### [Source records]
-- START --
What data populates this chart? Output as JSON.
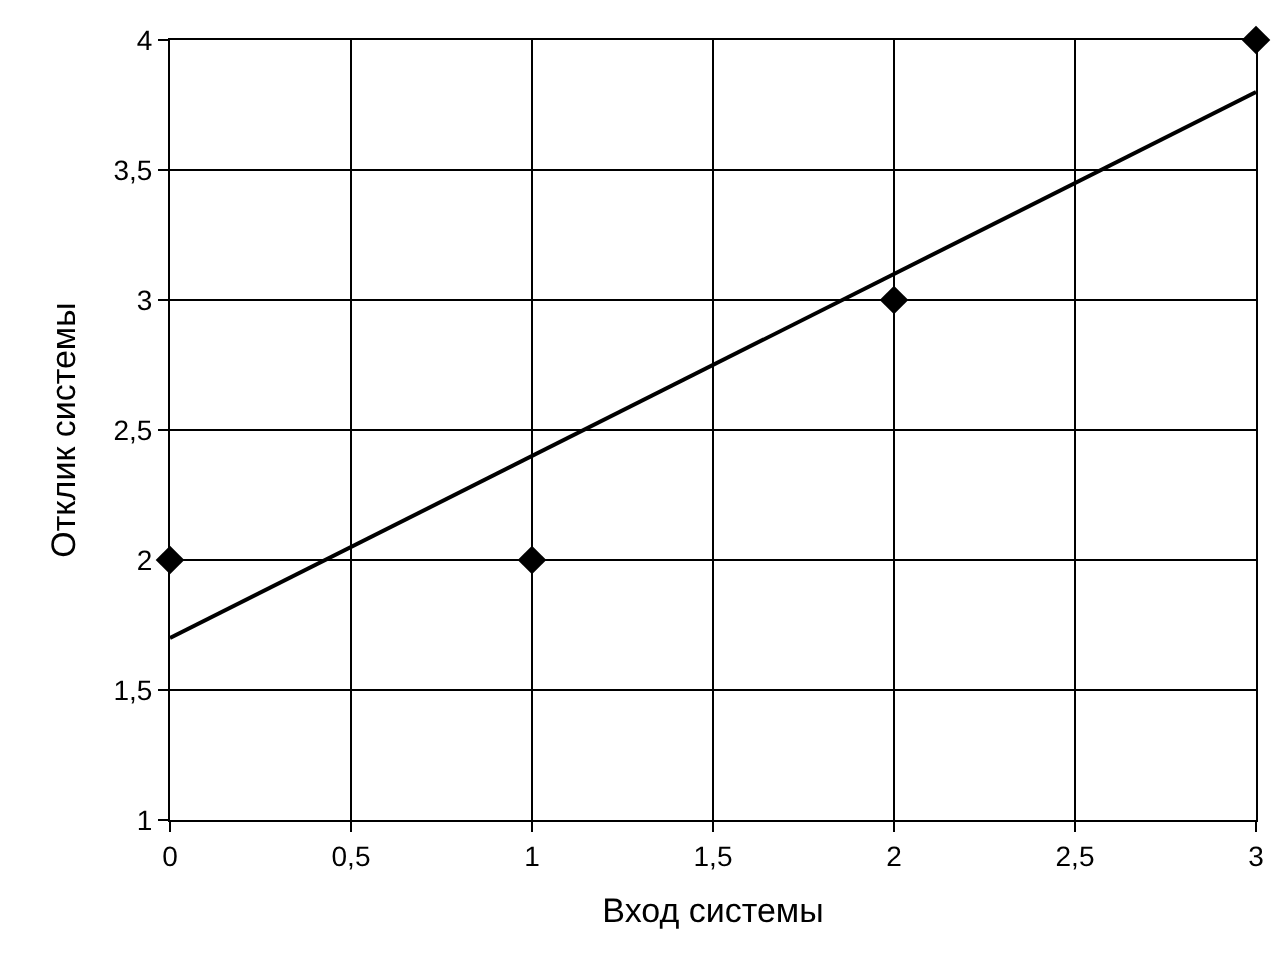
{
  "chart_data": {
    "type": "scatter",
    "xlabel": "Вход системы",
    "ylabel": "Отклик системы",
    "xlim": [
      0,
      3
    ],
    "ylim": [
      1,
      4
    ],
    "xticks": [
      0,
      {
        "value": 0.5,
        "label": "0,5"
      },
      1,
      {
        "value": 1.5,
        "label": "1,5"
      },
      2,
      {
        "value": 2.5,
        "label": "2,5"
      },
      3
    ],
    "yticks": [
      1,
      {
        "value": 1.5,
        "label": "1,5"
      },
      2,
      {
        "value": 2.5,
        "label": "2,5"
      },
      3,
      {
        "value": 3.5,
        "label": "3,5"
      },
      4
    ],
    "grid": true,
    "series": [
      {
        "color": "#000000",
        "marker": "diamond",
        "x": [
          0,
          1,
          2,
          3
        ],
        "values": [
          2,
          2,
          3,
          4
        ]
      },
      {
        "type": "line",
        "color": "#000000",
        "marker": "none",
        "line_style": "solid",
        "x": [
          0,
          3
        ],
        "values": [
          1.7,
          3.8
        ]
      }
    ]
  }
}
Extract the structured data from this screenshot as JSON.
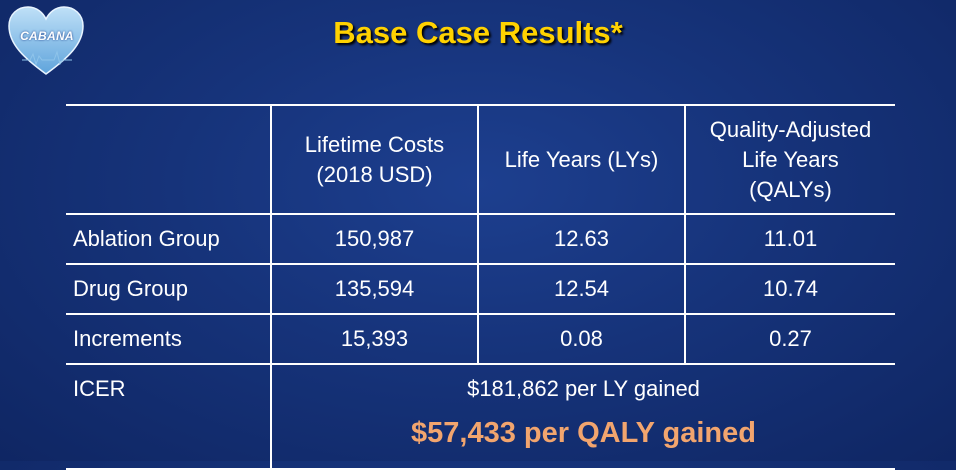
{
  "logo": {
    "text": "CABANA",
    "icon": "heart-icon"
  },
  "title": "Base Case Results*",
  "table": {
    "headers": [
      "",
      [
        "Lifetime Costs",
        "(2018 USD)"
      ],
      [
        "Life Years (LYs)"
      ],
      [
        "Quality-Adjusted",
        "Life Years",
        "(QALYs)"
      ]
    ],
    "rows": [
      {
        "label": "Ablation Group",
        "values": [
          "150,987",
          "12.63",
          "11.01"
        ]
      },
      {
        "label": "Drug Group",
        "values": [
          "135,594",
          "12.54",
          "10.74"
        ]
      },
      {
        "label": "Increments",
        "values": [
          "15,393",
          "0.08",
          "0.27"
        ]
      }
    ],
    "icer": {
      "label": "ICER",
      "per_ly": "$181,862 per LY gained",
      "per_qaly": "$57,433 per QALY gained"
    }
  },
  "colors": {
    "background": "#16337a",
    "title": "#ffd200",
    "highlight": "#f2a56e",
    "text": "#ffffff"
  }
}
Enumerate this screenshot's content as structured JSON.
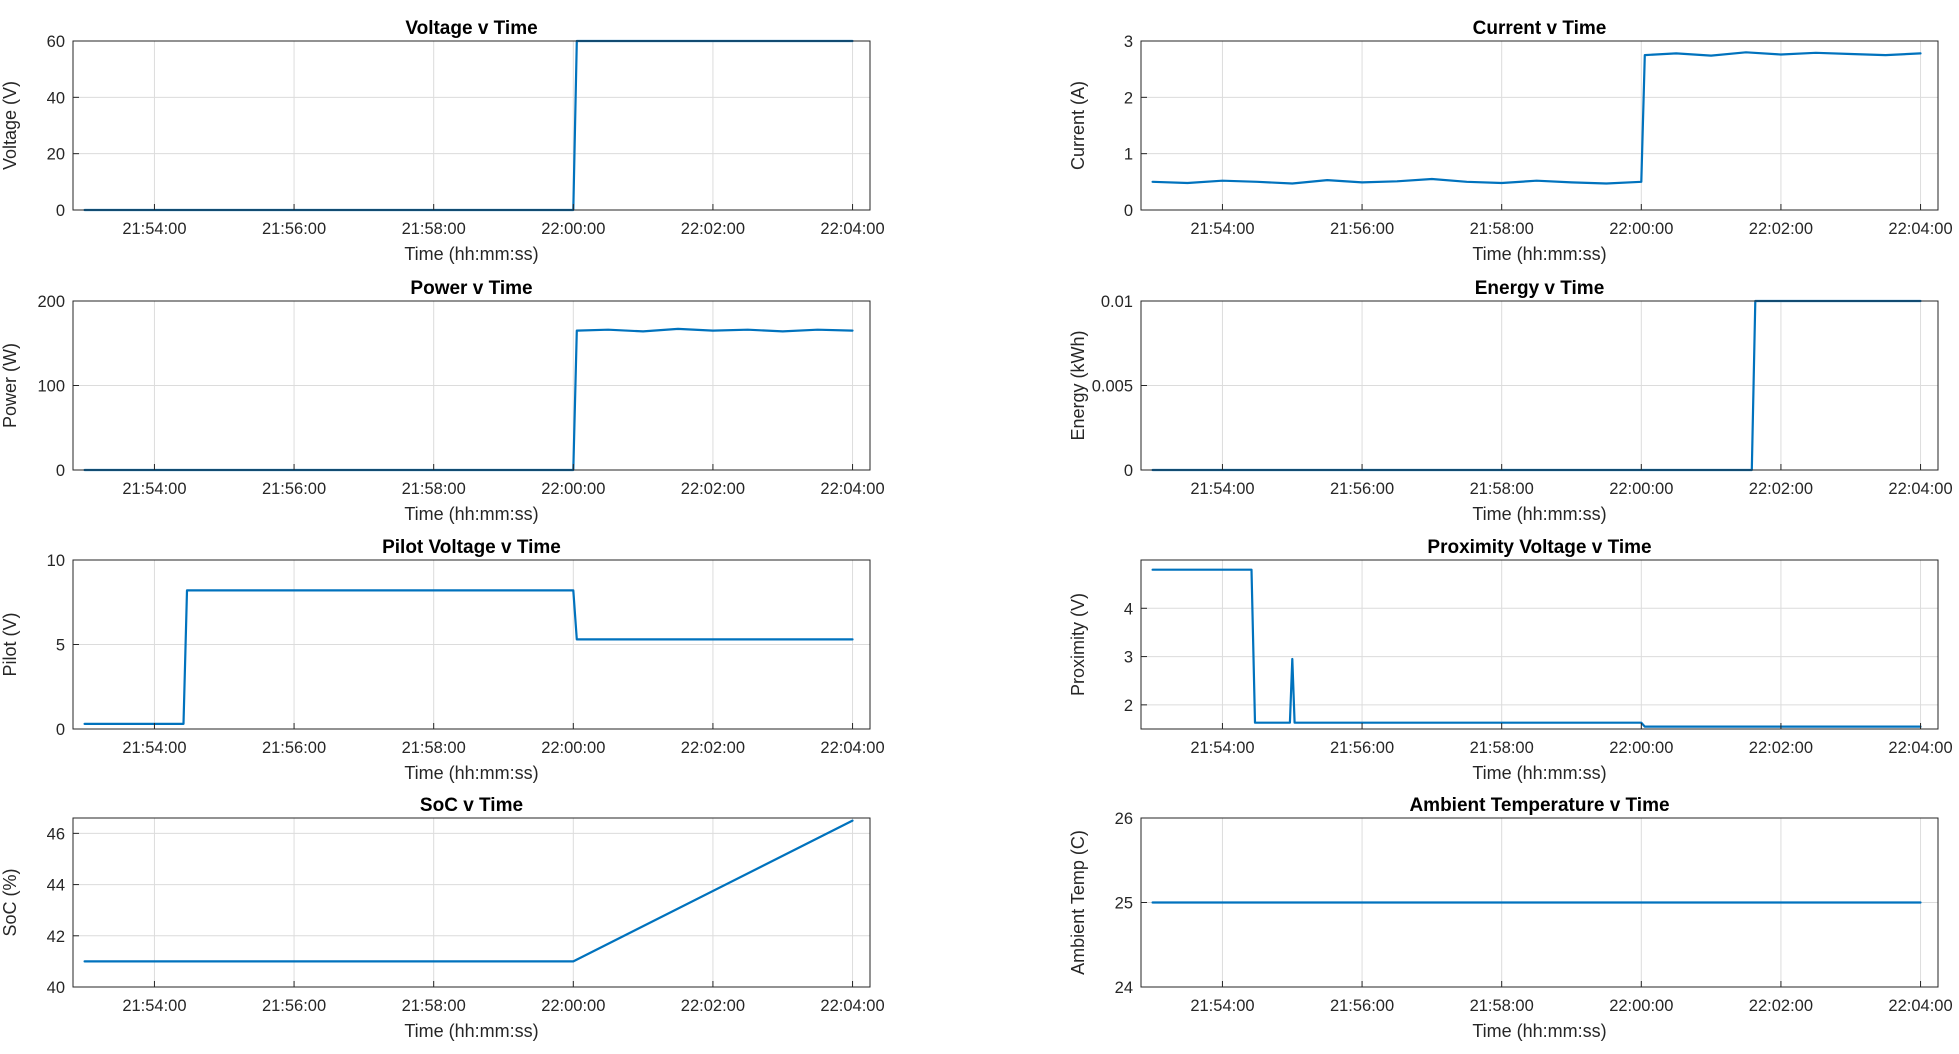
{
  "figure": {
    "line_color": "#0072bd",
    "grid_color": "#dcdcdc",
    "axis_color": "#262626"
  },
  "chart_data": [
    {
      "type": "line",
      "title": "Voltage v Time",
      "xlabel": "Time (hh:mm:ss)",
      "ylabel": "Voltage (V)",
      "xlim": [
        "21:52:50",
        "22:04:15"
      ],
      "ylim": [
        0,
        60
      ],
      "xticks": [
        "21:54:00",
        "21:56:00",
        "21:58:00",
        "22:00:00",
        "22:02:00",
        "22:04:00"
      ],
      "yticks": [
        0,
        20,
        40,
        60
      ],
      "grid": true,
      "series": [
        {
          "x": [
            "21:53:00",
            "22:00:00",
            "22:00:03",
            "22:04:00"
          ],
          "y": [
            0,
            0,
            60,
            60
          ]
        }
      ]
    },
    {
      "type": "line",
      "title": "Current v Time",
      "xlabel": "Time (hh:mm:ss)",
      "ylabel": "Current (A)",
      "xlim": [
        "21:52:50",
        "22:04:15"
      ],
      "ylim": [
        0,
        3
      ],
      "xticks": [
        "21:54:00",
        "21:56:00",
        "21:58:00",
        "22:00:00",
        "22:02:00",
        "22:04:00"
      ],
      "yticks": [
        0,
        1,
        2,
        3
      ],
      "grid": true,
      "series": [
        {
          "x": [
            "21:53:00",
            "21:53:30",
            "21:54:00",
            "21:54:30",
            "21:55:00",
            "21:55:30",
            "21:56:00",
            "21:56:30",
            "21:57:00",
            "21:57:30",
            "21:58:00",
            "21:58:30",
            "21:59:00",
            "21:59:30",
            "22:00:00",
            "22:00:03",
            "22:00:30",
            "22:01:00",
            "22:01:30",
            "22:02:00",
            "22:02:30",
            "22:03:00",
            "22:03:30",
            "22:04:00"
          ],
          "y": [
            0.5,
            0.48,
            0.52,
            0.5,
            0.47,
            0.53,
            0.49,
            0.51,
            0.55,
            0.5,
            0.48,
            0.52,
            0.49,
            0.47,
            0.5,
            2.75,
            2.78,
            2.74,
            2.8,
            2.76,
            2.79,
            2.77,
            2.75,
            2.78
          ]
        }
      ]
    },
    {
      "type": "line",
      "title": "Power v Time",
      "xlabel": "Time (hh:mm:ss)",
      "ylabel": "Power (W)",
      "xlim": [
        "21:52:50",
        "22:04:15"
      ],
      "ylim": [
        0,
        200
      ],
      "xticks": [
        "21:54:00",
        "21:56:00",
        "21:58:00",
        "22:00:00",
        "22:02:00",
        "22:04:00"
      ],
      "yticks": [
        0,
        100,
        200
      ],
      "grid": true,
      "series": [
        {
          "x": [
            "21:53:00",
            "22:00:00",
            "22:00:03",
            "22:00:30",
            "22:01:00",
            "22:01:30",
            "22:02:00",
            "22:02:30",
            "22:03:00",
            "22:03:30",
            "22:04:00"
          ],
          "y": [
            0,
            0,
            165,
            166,
            164,
            167,
            165,
            166,
            164,
            166,
            165
          ]
        }
      ]
    },
    {
      "type": "line",
      "title": "Energy v Time",
      "xlabel": "Time (hh:mm:ss)",
      "ylabel": "Energy (kWh)",
      "xlim": [
        "21:52:50",
        "22:04:15"
      ],
      "ylim": [
        0,
        0.01
      ],
      "xticks": [
        "21:54:00",
        "21:56:00",
        "21:58:00",
        "22:00:00",
        "22:02:00",
        "22:04:00"
      ],
      "yticks": [
        0,
        0.005,
        0.01
      ],
      "grid": true,
      "series": [
        {
          "x": [
            "21:53:00",
            "22:01:35",
            "22:01:38",
            "22:04:00"
          ],
          "y": [
            0,
            0,
            0.01,
            0.01
          ]
        }
      ]
    },
    {
      "type": "line",
      "title": "Pilot Voltage v Time",
      "xlabel": "Time (hh:mm:ss)",
      "ylabel": "Pilot (V)",
      "xlim": [
        "21:52:50",
        "22:04:15"
      ],
      "ylim": [
        0,
        10
      ],
      "xticks": [
        "21:54:00",
        "21:56:00",
        "21:58:00",
        "22:00:00",
        "22:02:00",
        "22:04:00"
      ],
      "yticks": [
        0,
        5,
        10
      ],
      "grid": true,
      "series": [
        {
          "x": [
            "21:53:00",
            "21:54:25",
            "21:54:28",
            "22:00:00",
            "22:00:03",
            "22:04:00"
          ],
          "y": [
            0.3,
            0.3,
            8.2,
            8.2,
            5.3,
            5.3
          ]
        }
      ]
    },
    {
      "type": "line",
      "title": "Proximity Voltage v Time",
      "xlabel": "Time (hh:mm:ss)",
      "ylabel": "Proximity (V)",
      "xlim": [
        "21:52:50",
        "22:04:15"
      ],
      "ylim": [
        1.5,
        5
      ],
      "xticks": [
        "21:54:00",
        "21:56:00",
        "21:58:00",
        "22:00:00",
        "22:02:00",
        "22:04:00"
      ],
      "yticks": [
        2,
        3,
        4
      ],
      "grid": true,
      "series": [
        {
          "x": [
            "21:53:00",
            "21:54:25",
            "21:54:28",
            "21:54:58",
            "21:55:00",
            "21:55:02",
            "22:00:00",
            "22:00:03",
            "22:04:00"
          ],
          "y": [
            4.8,
            4.8,
            1.63,
            1.63,
            2.95,
            1.63,
            1.63,
            1.55,
            1.55
          ]
        }
      ]
    },
    {
      "type": "line",
      "title": "SoC v Time",
      "xlabel": "Time (hh:mm:ss)",
      "ylabel": "SoC (%)",
      "xlim": [
        "21:52:50",
        "22:04:15"
      ],
      "ylim": [
        40,
        46.6
      ],
      "xticks": [
        "21:54:00",
        "21:56:00",
        "21:58:00",
        "22:00:00",
        "22:02:00",
        "22:04:00"
      ],
      "yticks": [
        40,
        42,
        44,
        46
      ],
      "grid": true,
      "series": [
        {
          "x": [
            "21:53:00",
            "22:00:00",
            "22:04:00"
          ],
          "y": [
            41,
            41,
            46.5
          ]
        }
      ]
    },
    {
      "type": "line",
      "title": "Ambient Temperature v Time",
      "xlabel": "Time (hh:mm:ss)",
      "ylabel": "Ambient Temp (C)",
      "xlim": [
        "21:52:50",
        "22:04:15"
      ],
      "ylim": [
        24,
        26
      ],
      "xticks": [
        "21:54:00",
        "21:56:00",
        "21:58:00",
        "22:00:00",
        "22:02:00",
        "22:04:00"
      ],
      "yticks": [
        24,
        25,
        26
      ],
      "grid": true,
      "series": [
        {
          "x": [
            "21:53:00",
            "22:04:00"
          ],
          "y": [
            25,
            25
          ]
        }
      ]
    }
  ]
}
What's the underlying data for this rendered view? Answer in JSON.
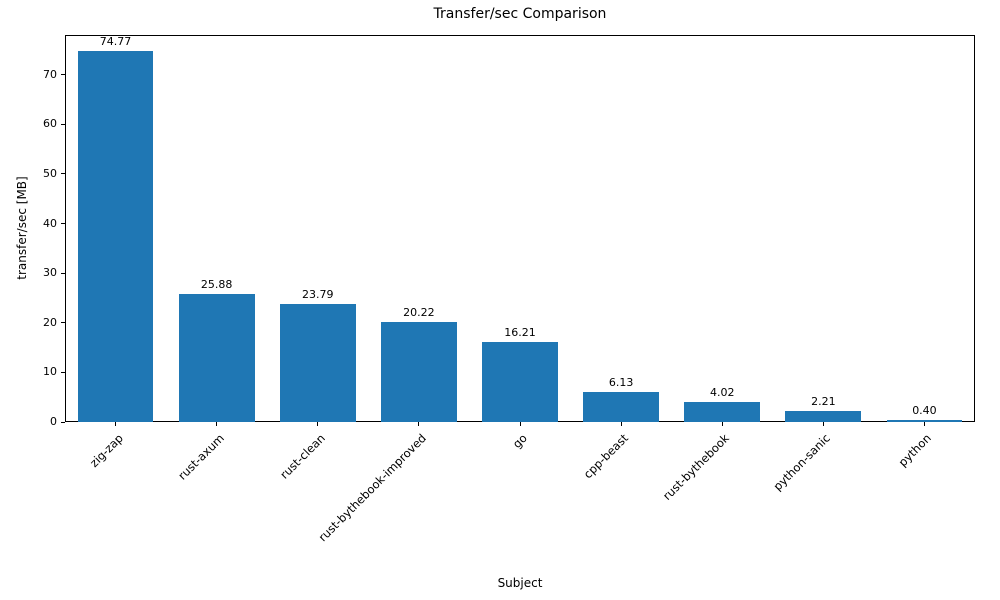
{
  "title": "Transfer/sec Comparison",
  "chart_data": {
    "type": "bar",
    "title": "Transfer/sec Comparison",
    "xlabel": "Subject",
    "ylabel": "transfer/sec [MB]",
    "categories": [
      "zig-zap",
      "rust-axum",
      "rust-clean",
      "rust-bythebook-improved",
      "go",
      "cpp-beast",
      "rust-bythebook",
      "python-sanic",
      "python"
    ],
    "values": [
      74.77,
      25.88,
      23.79,
      20.22,
      16.21,
      6.13,
      4.02,
      2.21,
      0.4
    ],
    "value_labels": [
      "74.77",
      "25.88",
      "23.79",
      "20.22",
      "16.21",
      "6.13",
      "4.02",
      "2.21",
      "0.40"
    ],
    "ylim": [
      0,
      78
    ],
    "yticks": [
      0,
      10,
      20,
      30,
      40,
      50,
      60,
      70
    ],
    "bar_color": "#1f77b4",
    "grid": false,
    "legend_position": "none",
    "x_tick_rotation_deg": 45
  }
}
-- END --
Find the lines that include the string "JSON", then copy each of them.

### [Expected answer]
What data populates this chart? Output as JSON.
Extract the structured data from this screenshot as JSON.
Enumerate this screenshot's content as structured JSON.
What's the underlying data for this rendered view? Answer in JSON.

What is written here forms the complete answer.